** Exercise **
Among the lines of this listing, determine how many contain the string "nespuse". Answer with the number only.

** Dataset records **

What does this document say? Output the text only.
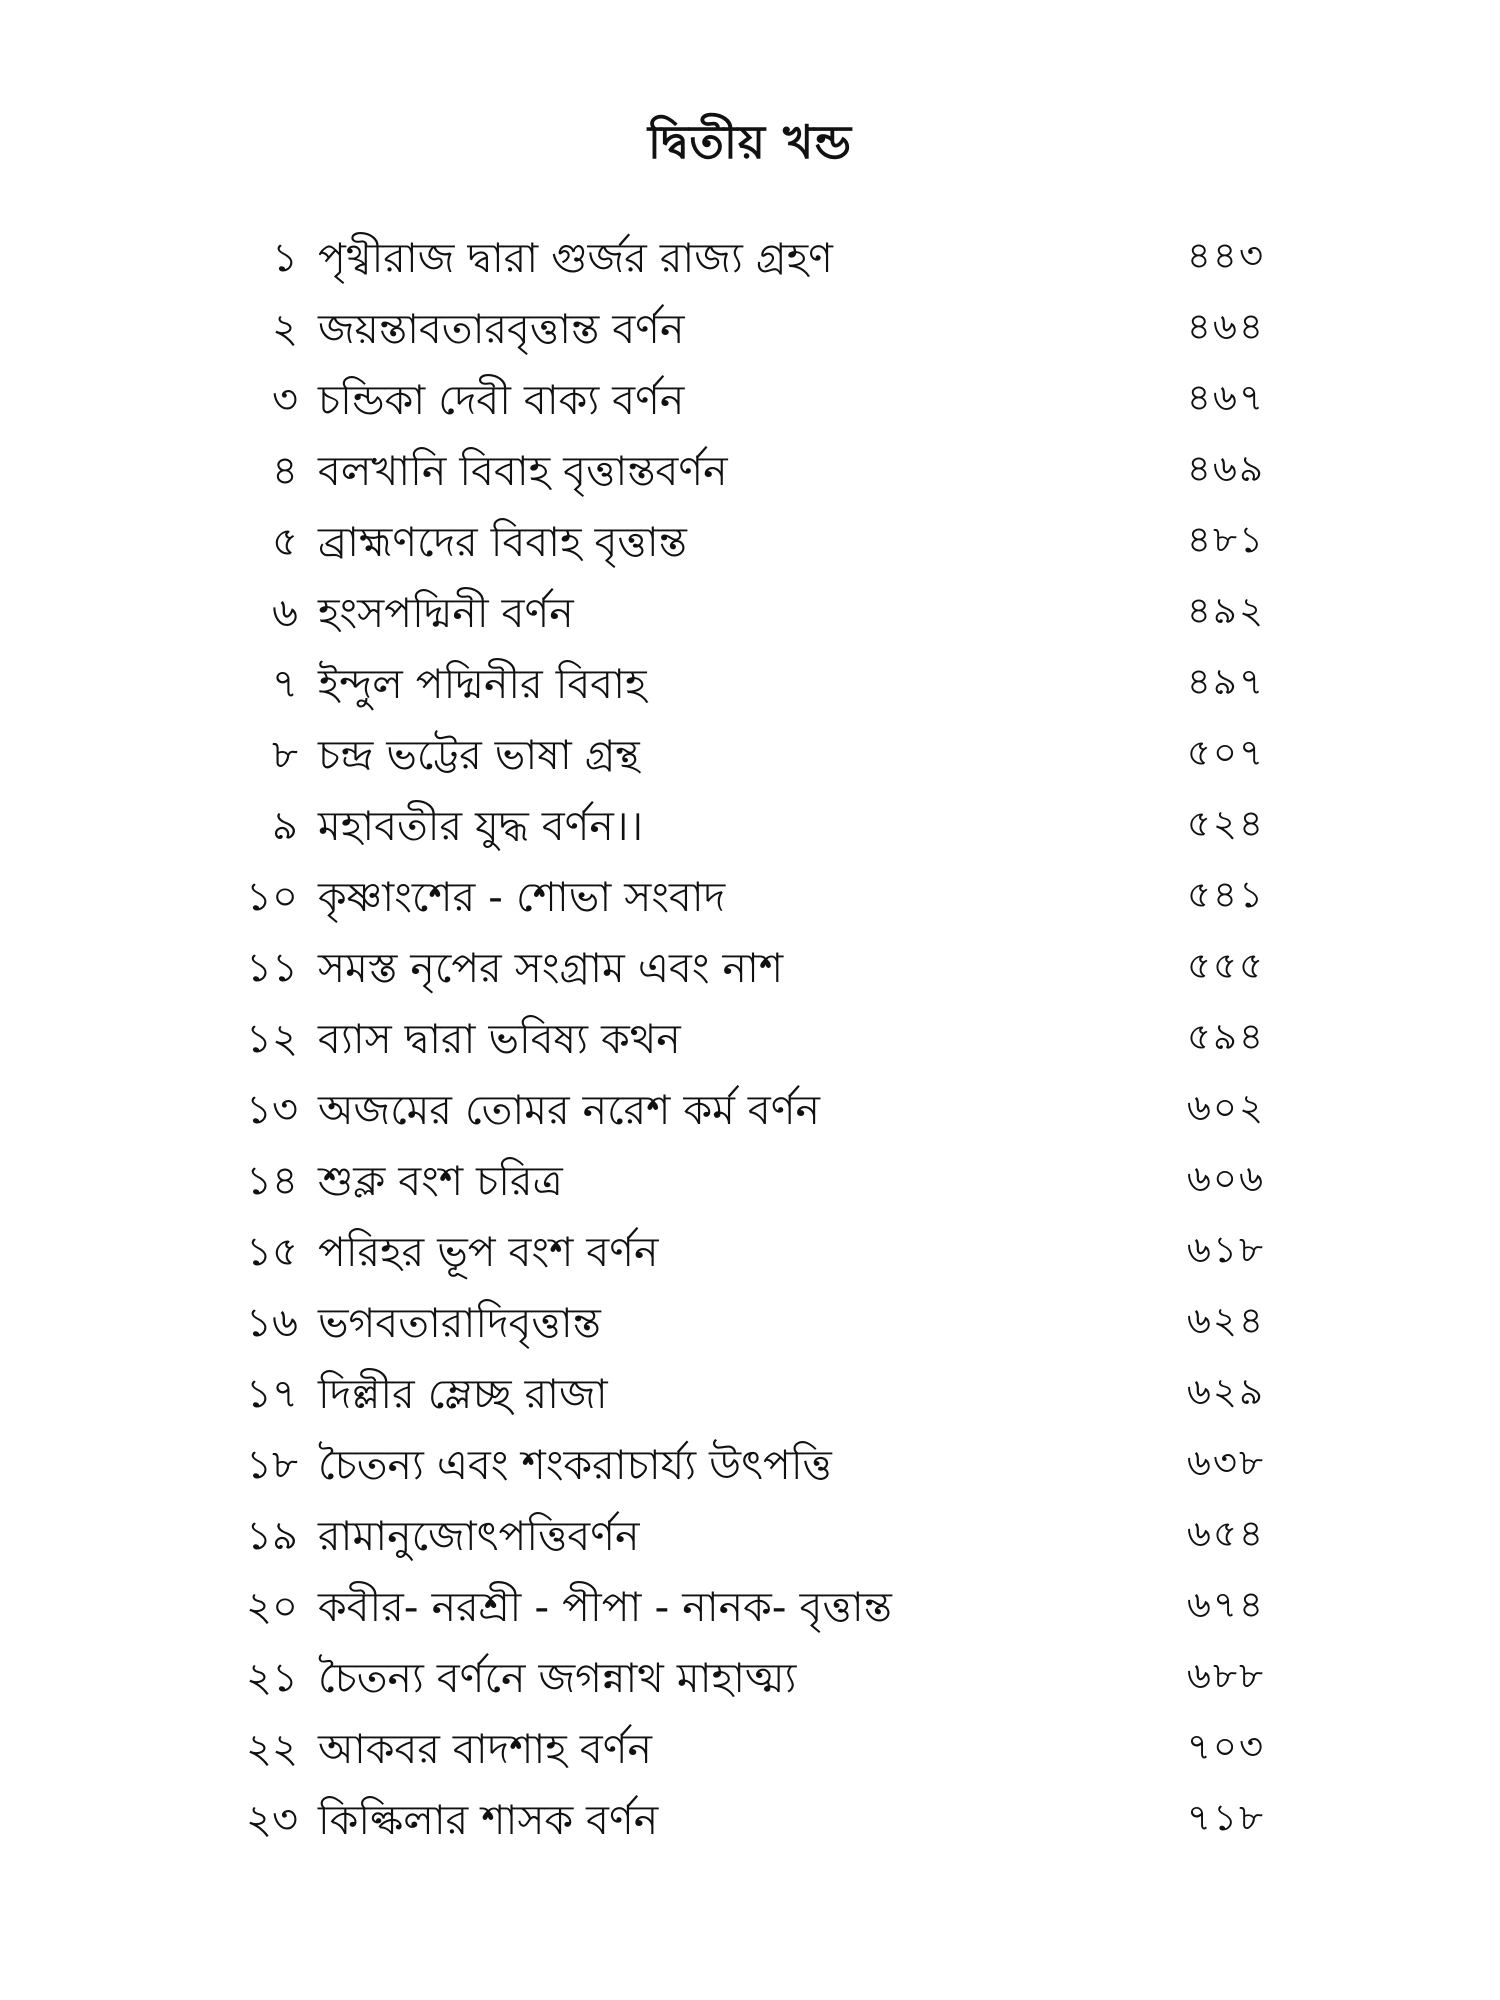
দ্বিতীয় খন্ড
১ পৃথ্বীরাজ দ্বারা গুর্জর রাজ্য গ্রহণ	৪৪৩
২ জয়ন্তাবতারবৃত্তান্ত বর্ণন	৪৬৪
৩ চন্ডিকা দেবী বাক্য বর্ণন	৪৬৭
৪ বলখানি বিবাহ বৃত্তান্তবর্ণন	৪৬৯
৫ ব্রাহ্মণদের বিবাহ বৃত্তান্ত	৪৮১
৬ হংসপদ্মিনী বর্ণন	৪৯২
৭ ইন্দুল পদ্মিনীর বিবাহ	৪৯৭
৮ চন্দ্র ভট্টের ভাষা গ্রন্থ	৫০৭
৯ মহাবতীর যুদ্ধ বর্ণন।।	৫২৪
১০ কৃষ্ণাংশের - শোভা সংবাদ	৫৪১
১১ সমস্ত নৃপের সংগ্রাম এবং নাশ	৫৫৫
১২ ব্যাস দ্বারা ভবিষ্য কথন	৫৯৪
১৩ অজমের তোমর নরেশ কর্ম বর্ণন	৬০২
১৪ শুক্ল বংশ চরিত্র	৬০৬
১৫ পরিহর ভূপ বংশ বর্ণন	৬১৮
১৬ ভগবতারাদিবৃত্তান্ত	৬২৪
১৭ দিল্লীর ম্লেচ্ছ রাজা	৬২৯
১৮ চৈতন্য এবং শংকরাচার্য্য উৎপত্তি	৬৩৮
১৯ রামানুজোৎপত্তিবর্ণন	৬৫৪
২০ কবীর- নরশ্রী - পীপা - নানক- বৃত্তান্ত	৬৭৪
২১ চৈতন্য বর্ণনে জগন্নাথ মাহাত্ম্য	৬৮৮
২২ আকবর বাদশাহ বর্ণন	৭০৩
২৩ কিল্কিলার শাসক বর্ণন	৭১৮
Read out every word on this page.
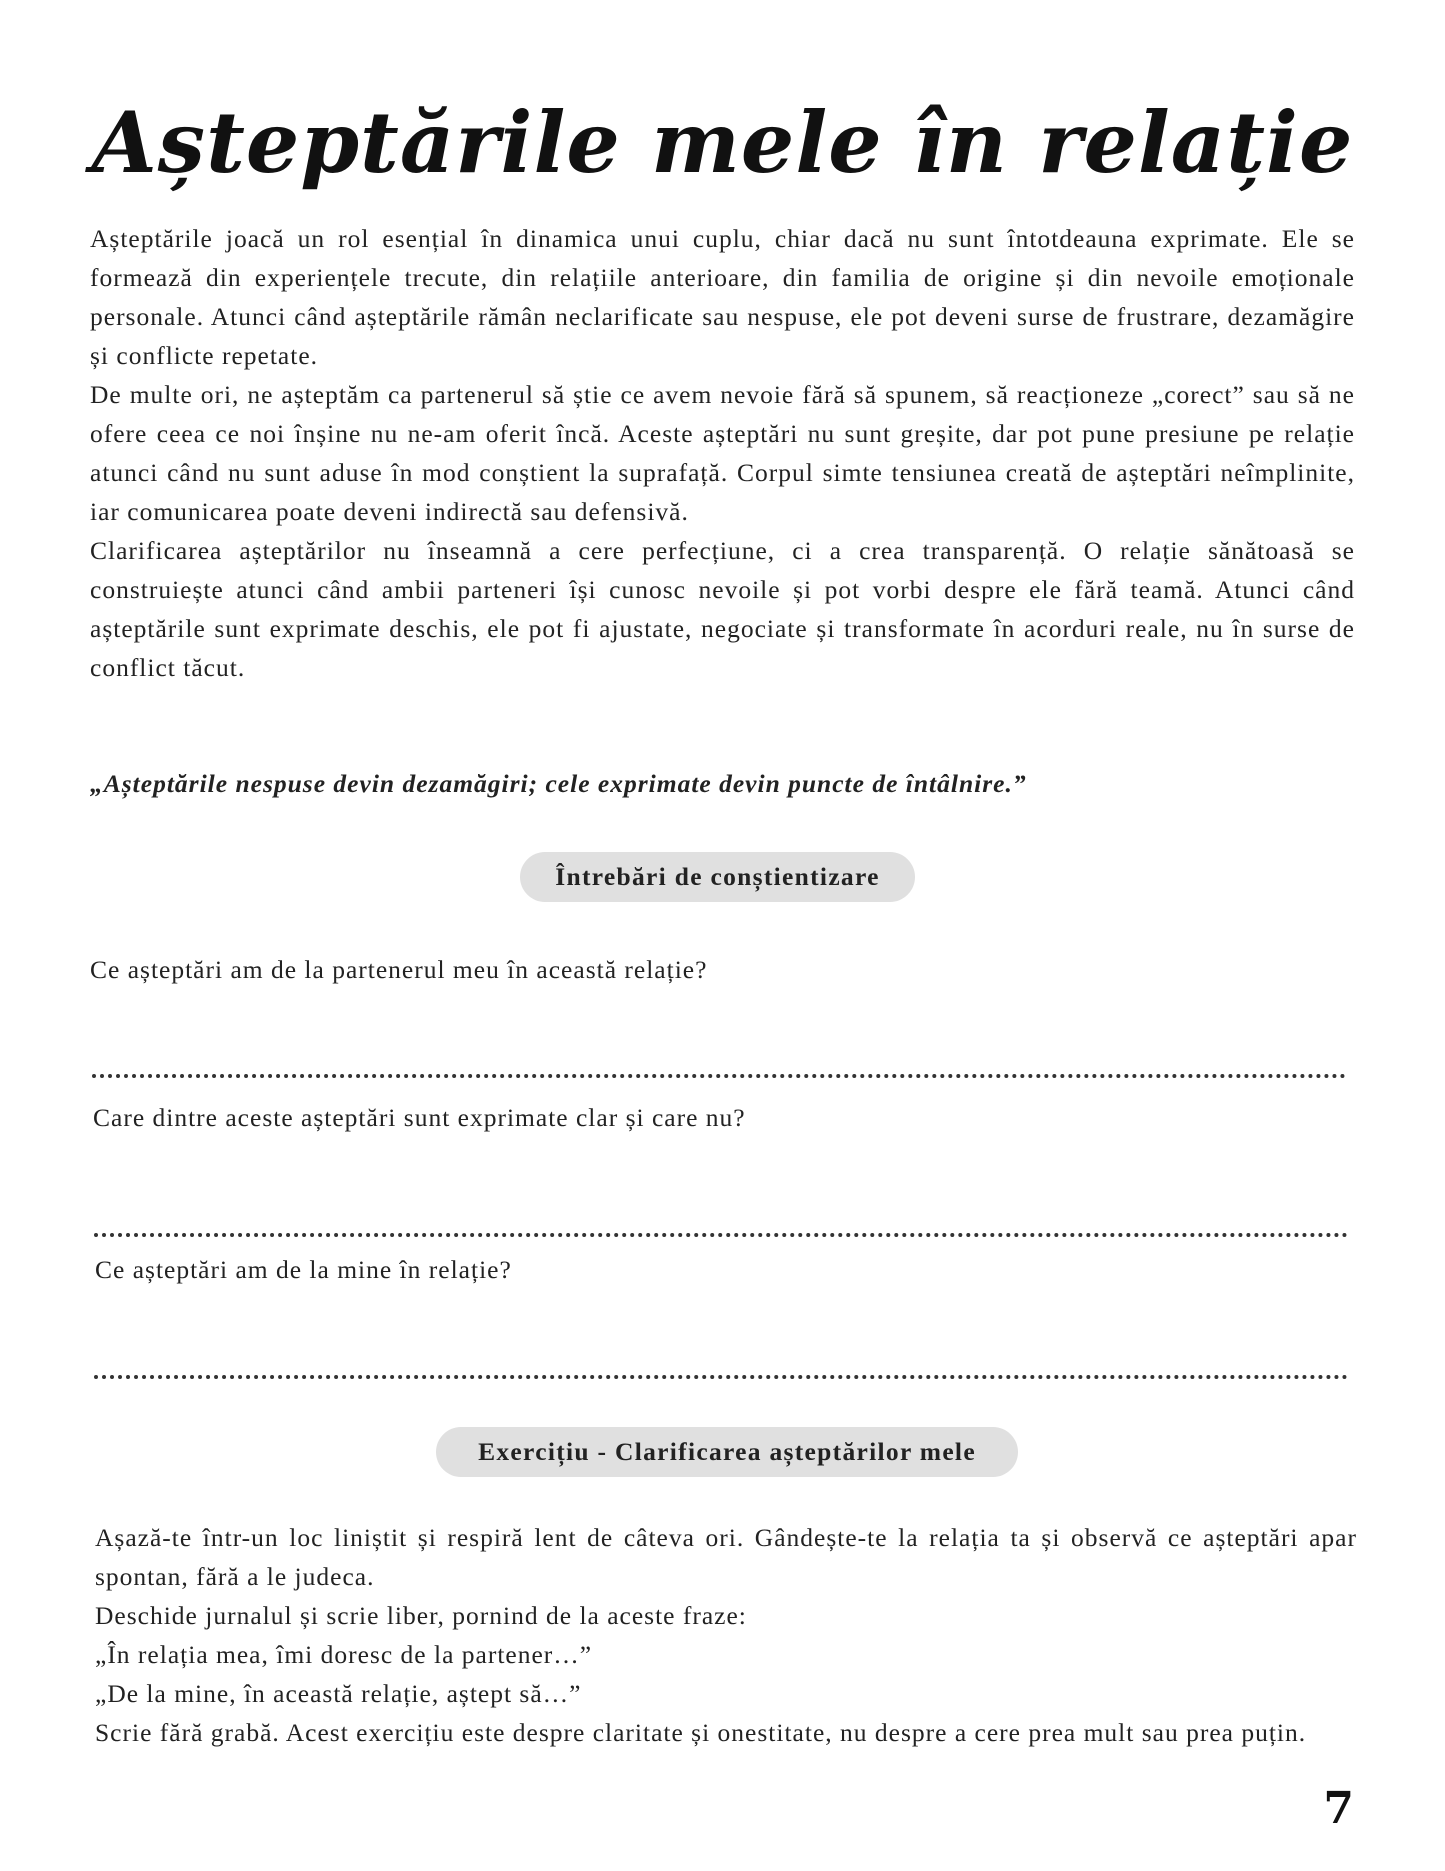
Așteptările mele în relație

Așteptările joacă un rol esențial în dinamica unui cuplu, chiar dacă nu sunt întotdeauna exprimate. Ele se formează din experiențele trecute, din relațiile anterioare, din familia de origine și din nevoile emoționale personale. Atunci când așteptările rămân neclarificate sau nespuse, ele pot deveni surse de frustrare, dezamăgire și conflicte repetate.

De multe ori, ne așteptăm ca partenerul să știe ce avem nevoie fără să spunem, să reacționeze „corect” sau să ne ofere ceea ce noi înșine nu ne-am oferit încă. Aceste așteptări nu sunt greșite, dar pot pune presiune pe relație atunci când nu sunt aduse în mod conștient la suprafață. Corpul simte tensiunea creată de așteptări neîmplinite, iar comunicarea poate deveni indirectă sau defensivă.

Clarificarea așteptărilor nu înseamnă a cere perfecțiune, ci a crea transparență. O relație sănătoasă se construiește atunci când ambii parteneri își cunosc nevoile și pot vorbi despre ele fără teamă. Atunci când așteptările sunt exprimate deschis, ele pot fi ajustate, negociate și transformate în acorduri reale, nu în surse de conflict tăcut.

„Așteptările nespuse devin dezamăgiri; cele exprimate devin puncte de întâlnire.”
Întrebări de conștientizare
Ce așteptări am de la partenerul meu în această relație?
Care dintre aceste așteptări sunt exprimate clar și care nu?
Ce așteptări am de la mine în relație?
Exercițiu - Clarificarea așteptărilor mele

Așază-te într-un loc liniștit și respiră lent de câteva ori. Gândește-te la relația ta și observă ce așteptări apar spontan, fără a le judeca.

Deschide jurnalul și scrie liber, pornind de la aceste fraze:

„În relația mea, îmi doresc de la partener…”

„De la mine, în această relație, aștept să…”

Scrie fără grabă. Acest exercițiu este despre claritate și onestitate, nu despre a cere prea mult sau prea puțin.

7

** Result **
2